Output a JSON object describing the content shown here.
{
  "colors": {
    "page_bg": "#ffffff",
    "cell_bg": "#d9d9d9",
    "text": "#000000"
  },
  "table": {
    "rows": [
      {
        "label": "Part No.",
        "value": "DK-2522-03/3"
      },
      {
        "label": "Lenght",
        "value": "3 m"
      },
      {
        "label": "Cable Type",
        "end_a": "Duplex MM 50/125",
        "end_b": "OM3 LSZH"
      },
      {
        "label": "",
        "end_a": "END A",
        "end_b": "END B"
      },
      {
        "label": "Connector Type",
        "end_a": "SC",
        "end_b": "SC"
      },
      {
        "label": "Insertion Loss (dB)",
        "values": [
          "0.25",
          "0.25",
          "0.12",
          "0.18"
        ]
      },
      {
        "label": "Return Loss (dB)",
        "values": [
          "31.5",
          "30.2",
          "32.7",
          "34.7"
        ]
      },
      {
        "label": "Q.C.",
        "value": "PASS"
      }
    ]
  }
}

##############################

### [Stated exercise]
Check each line of the entries above, and show every one holding the word "label".

### [Completed task]
        "label": "Part No.",
        "label": "Lenght",
        "label": "Cable Type",
        "label": "",
        "label": "Connector Type",
        "label": "Insertion Loss (dB)",
        "label": "Return Loss (dB)",
        "label": "Q.C.",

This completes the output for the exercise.